WHAT TO WORK ON: Copy out the lines that include the word "условиями".

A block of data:
════════════════════
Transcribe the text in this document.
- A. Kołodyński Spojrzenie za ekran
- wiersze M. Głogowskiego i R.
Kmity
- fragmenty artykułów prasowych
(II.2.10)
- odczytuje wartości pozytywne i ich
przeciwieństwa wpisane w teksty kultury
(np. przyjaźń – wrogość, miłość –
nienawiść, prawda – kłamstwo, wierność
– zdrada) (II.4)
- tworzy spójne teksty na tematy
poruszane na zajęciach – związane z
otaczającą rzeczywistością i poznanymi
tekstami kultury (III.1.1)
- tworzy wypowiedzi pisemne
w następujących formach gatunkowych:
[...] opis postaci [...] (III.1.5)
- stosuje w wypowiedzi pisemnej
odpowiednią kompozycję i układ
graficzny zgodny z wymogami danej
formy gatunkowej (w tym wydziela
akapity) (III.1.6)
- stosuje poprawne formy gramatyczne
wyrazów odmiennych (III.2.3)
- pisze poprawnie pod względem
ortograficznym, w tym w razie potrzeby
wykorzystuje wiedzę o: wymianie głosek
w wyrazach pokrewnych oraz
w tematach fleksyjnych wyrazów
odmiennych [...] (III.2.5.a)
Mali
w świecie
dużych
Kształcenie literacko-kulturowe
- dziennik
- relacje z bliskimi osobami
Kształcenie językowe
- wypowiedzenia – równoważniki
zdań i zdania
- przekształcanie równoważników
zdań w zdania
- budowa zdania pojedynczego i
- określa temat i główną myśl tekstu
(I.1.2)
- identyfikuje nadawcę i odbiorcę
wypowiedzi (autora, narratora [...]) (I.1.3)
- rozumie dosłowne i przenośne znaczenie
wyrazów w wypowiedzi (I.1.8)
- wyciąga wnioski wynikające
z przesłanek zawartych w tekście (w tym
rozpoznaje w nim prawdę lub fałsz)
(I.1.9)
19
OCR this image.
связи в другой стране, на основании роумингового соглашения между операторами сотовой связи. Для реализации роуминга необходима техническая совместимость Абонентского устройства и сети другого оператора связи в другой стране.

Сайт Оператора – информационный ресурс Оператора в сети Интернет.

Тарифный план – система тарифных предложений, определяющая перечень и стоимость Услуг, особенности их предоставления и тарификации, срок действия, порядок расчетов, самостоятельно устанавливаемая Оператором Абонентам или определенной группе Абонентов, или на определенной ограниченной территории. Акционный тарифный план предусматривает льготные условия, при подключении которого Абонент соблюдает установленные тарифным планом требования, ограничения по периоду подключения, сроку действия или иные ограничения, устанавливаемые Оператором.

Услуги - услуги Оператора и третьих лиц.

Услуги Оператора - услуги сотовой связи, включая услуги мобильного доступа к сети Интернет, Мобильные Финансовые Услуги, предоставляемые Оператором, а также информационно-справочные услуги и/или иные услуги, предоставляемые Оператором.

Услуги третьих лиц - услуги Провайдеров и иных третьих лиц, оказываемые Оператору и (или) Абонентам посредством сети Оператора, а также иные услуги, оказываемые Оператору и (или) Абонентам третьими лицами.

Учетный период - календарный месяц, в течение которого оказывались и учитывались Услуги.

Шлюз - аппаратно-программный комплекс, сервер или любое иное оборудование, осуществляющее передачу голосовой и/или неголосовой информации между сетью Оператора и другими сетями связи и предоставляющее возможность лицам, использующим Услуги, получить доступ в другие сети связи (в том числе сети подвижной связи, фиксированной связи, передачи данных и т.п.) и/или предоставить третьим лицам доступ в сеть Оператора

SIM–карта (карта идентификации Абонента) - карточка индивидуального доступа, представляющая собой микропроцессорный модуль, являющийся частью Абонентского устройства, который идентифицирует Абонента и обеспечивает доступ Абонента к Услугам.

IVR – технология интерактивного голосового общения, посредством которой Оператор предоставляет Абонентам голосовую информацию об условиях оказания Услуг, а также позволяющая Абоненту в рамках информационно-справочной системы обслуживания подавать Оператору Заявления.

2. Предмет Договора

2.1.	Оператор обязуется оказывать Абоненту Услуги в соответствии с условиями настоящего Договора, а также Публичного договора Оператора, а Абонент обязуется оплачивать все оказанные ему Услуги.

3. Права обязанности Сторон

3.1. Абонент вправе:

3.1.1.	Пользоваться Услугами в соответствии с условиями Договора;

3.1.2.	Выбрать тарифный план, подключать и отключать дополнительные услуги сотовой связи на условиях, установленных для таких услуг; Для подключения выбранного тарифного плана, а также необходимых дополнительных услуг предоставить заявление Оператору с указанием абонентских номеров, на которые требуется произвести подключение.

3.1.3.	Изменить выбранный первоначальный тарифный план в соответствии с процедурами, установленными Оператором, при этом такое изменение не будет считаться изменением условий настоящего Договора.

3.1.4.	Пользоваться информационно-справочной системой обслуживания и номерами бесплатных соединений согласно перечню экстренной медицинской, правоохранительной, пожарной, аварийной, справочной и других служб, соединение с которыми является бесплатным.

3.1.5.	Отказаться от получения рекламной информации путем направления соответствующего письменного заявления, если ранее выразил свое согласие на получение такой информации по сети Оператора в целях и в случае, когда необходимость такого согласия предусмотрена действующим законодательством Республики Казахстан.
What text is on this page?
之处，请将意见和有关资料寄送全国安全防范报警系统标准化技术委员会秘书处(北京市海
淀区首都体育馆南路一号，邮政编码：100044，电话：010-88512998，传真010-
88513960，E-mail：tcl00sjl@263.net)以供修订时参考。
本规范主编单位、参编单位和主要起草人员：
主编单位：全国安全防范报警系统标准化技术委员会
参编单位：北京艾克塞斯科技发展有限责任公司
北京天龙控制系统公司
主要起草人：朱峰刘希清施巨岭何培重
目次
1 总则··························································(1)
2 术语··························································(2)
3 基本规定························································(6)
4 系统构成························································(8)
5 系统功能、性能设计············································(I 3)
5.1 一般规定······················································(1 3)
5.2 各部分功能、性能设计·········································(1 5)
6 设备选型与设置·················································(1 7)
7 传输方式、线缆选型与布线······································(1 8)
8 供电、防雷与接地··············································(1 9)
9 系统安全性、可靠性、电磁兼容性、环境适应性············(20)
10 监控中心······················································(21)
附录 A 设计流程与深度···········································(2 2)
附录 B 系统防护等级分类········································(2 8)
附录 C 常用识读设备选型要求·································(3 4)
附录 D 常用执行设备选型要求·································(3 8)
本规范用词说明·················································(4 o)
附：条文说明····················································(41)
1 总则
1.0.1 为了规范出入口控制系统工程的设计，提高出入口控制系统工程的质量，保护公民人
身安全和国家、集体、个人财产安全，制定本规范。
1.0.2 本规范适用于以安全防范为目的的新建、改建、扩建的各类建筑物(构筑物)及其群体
════════════════════
EXERCISE RESPONSE:
2.1.	Оператор обязуется оказывать Абоненту Услуги в соответствии с условиями настоящего Договора, а также Публичного договора Оператора, а Абонент обязуется оплачивать все оказанные ему Услуги.
3.1.1.	Пользоваться Услугами в соответствии с условиями Договора;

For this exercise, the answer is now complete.